→ Set task: Below are some entries. Output each one exactly as it appears.

##### Raw records

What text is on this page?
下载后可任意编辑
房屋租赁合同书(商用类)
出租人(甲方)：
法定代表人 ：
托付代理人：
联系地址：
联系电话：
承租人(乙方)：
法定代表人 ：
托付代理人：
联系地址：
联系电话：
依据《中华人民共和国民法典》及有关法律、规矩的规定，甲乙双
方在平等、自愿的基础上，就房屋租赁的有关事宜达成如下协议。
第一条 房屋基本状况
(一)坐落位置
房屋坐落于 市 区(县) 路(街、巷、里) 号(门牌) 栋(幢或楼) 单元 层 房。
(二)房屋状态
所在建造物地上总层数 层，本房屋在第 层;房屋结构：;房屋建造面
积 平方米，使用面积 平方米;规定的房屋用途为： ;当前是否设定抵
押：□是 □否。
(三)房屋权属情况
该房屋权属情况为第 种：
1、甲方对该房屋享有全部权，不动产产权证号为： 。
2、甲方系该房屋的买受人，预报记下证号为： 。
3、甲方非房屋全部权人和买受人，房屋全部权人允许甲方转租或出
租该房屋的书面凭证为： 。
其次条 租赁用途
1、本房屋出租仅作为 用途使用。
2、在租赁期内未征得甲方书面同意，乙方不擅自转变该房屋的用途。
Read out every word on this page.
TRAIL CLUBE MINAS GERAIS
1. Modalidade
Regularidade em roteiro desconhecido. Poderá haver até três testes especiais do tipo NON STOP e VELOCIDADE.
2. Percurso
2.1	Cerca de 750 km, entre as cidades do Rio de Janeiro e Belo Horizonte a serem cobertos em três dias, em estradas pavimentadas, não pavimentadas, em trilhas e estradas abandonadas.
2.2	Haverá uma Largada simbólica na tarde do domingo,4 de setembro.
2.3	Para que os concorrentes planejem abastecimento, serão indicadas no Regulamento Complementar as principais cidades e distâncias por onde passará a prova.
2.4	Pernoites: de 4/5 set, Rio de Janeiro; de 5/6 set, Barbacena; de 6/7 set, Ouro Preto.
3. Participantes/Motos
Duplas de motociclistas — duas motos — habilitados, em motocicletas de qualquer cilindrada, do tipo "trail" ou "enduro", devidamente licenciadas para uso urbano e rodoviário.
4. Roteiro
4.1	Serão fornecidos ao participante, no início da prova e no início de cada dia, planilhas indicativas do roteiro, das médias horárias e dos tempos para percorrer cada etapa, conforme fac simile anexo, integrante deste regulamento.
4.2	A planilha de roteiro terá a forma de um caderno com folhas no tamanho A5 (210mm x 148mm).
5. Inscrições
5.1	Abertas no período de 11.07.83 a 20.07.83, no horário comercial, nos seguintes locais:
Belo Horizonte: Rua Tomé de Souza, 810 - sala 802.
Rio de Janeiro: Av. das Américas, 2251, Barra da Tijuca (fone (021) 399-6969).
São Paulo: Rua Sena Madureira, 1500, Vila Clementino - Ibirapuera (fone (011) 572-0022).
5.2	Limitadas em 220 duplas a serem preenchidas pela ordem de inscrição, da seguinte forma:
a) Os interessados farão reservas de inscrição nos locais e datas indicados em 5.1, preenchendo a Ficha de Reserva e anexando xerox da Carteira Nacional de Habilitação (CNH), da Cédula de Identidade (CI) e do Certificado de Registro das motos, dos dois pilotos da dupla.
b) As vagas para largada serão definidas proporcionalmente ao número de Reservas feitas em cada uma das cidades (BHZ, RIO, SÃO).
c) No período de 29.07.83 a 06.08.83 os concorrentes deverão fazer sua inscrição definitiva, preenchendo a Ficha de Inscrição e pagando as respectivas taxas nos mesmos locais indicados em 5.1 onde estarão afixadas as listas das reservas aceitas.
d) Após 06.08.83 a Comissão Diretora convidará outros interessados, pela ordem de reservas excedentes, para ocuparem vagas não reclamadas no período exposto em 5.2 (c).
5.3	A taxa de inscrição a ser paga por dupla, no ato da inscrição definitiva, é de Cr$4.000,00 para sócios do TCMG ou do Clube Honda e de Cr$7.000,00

##########

→ Written reply:
What text is on this page?
下载后可任意编辑
房屋租赁合同书(商用类)
出租人(甲方)：
法定代表人 ：
托付代理人：
联系地址：
联系电话：
承租人(乙方)：
法定代表人 ：
托付代理人：
联系地址：
联系电话：
依据《中华人民共和国民法典》及有关法律、规矩的规定，甲乙双
方在平等、自愿的基础上，就房屋租赁的有关事宜达成如下协议。
第一条 房屋基本状况
(一)坐落位置
房屋坐落于 市 区(县) 路(街、巷、里) 号(门牌) 栋(幢或楼) 单元 层 房。
(二)房屋状态
所在建造物地上总层数 层，本房屋在第 层;房屋结构：;房屋建造面
积 平方米，使用面积 平方米;规定的房屋用途为： ;当前是否设定抵
押：□是 □否。
(三)房屋权属情况
该房屋权属情况为第 种：
1、甲方对该房屋享有全部权，不动产产权证号为： 。
2、甲方系该房屋的买受人，预报记下证号为： 。
3、甲方非房屋全部权人和买受人，房屋全部权人允许甲方转租或出
租该房屋的书面凭证为： 。
其次条 租赁用途
1、本房屋出租仅作为 用途使用。
2、在租赁期内未征得甲方书面同意，乙方不擅自转变该房屋的用途。
Read out every word on this page.
TRAIL CLUBE MINAS GERAIS
1. Modalidade
Regularidade em roteiro desconhecido. Poderá haver até três testes especiais do tipo NON STOP e VELOCIDADE.
2. Percurso
2.1	Cerca de 750 km, entre as cidades do Rio de Janeiro e Belo Horizonte a serem cobertos em três dias, em estradas pavimentadas, não pavimentadas, em trilhas e estradas abandonadas.
2.2	Haverá uma Largada simbólica na tarde do domingo,4 de setembro.
2.3	Para que os concorrentes planejem abastecimento, serão indicadas no Regulamento Complementar as principais cidades e distâncias por onde passará a prova.
2.4	Pernoites: de 4/5 set, Rio de Janeiro; de 5/6 set, Barbacena; de 6/7 set, Ouro Preto.
3. Participantes/Motos
Duplas de motociclistas — duas motos — habilitados, em motocicletas de qualquer cilindrada, do tipo "trail" ou "enduro", devidamente licenciadas para uso urbano e rodoviário.
4. Roteiro
4.1	Serão fornecidos ao participante, no início da prova e no início de cada dia, planilhas indicativas do roteiro, das médias horárias e dos tempos para percorrer cada etapa, conforme fac simile anexo, integrante deste regulamento.
4.2	A planilha de roteiro terá a forma de um caderno com folhas no tamanho A5 (210mm x 148mm).
5. Inscrições
5.1	Abertas no período de 11.07.83 a 20.07.83, no horário comercial, nos seguintes locais:
Belo Horizonte: Rua Tomé de Souza, 810 - sala 802.
Rio de Janeiro: Av. das Américas, 2251, Barra da Tijuca (fone (021) 399-6969).
São Paulo: Rua Sena Madureira, 1500, Vila Clementino - Ibirapuera (fone (011) 572-0022).
5.2	Limitadas em 220 duplas a serem preenchidas pela ordem de inscrição, da seguinte forma:
a) Os interessados farão reservas de inscrição nos locais e datas indicados em 5.1, preenchendo a Ficha de Reserva e anexando xerox da Carteira Nacional de Habilitação (CNH), da Cédula de Identidade (CI) e do Certificado de Registro das motos, dos dois pilotos da dupla.
b) As vagas para largada serão definidas proporcionalmente ao número de Reservas feitas em cada uma das cidades (BHZ, RIO, SÃO).
c) No período de 29.07.83 a 06.08.83 os concorrentes deverão fazer sua inscrição definitiva, preenchendo a Ficha de Inscrição e pagando as respectivas taxas nos mesmos locais indicados em 5.1 onde estarão afixadas as listas das reservas aceitas.
d) Após 06.08.83 a Comissão Diretora convidará outros interessados, pela ordem de reservas excedentes, para ocuparem vagas não reclamadas no período exposto em 5.2 (c).
5.3	A taxa de inscrição a ser paga por dupla, no ato da inscrição definitiva, é de Cr$4.000,00 para sócios do TCMG ou do Clube Honda e de Cr$7.000,00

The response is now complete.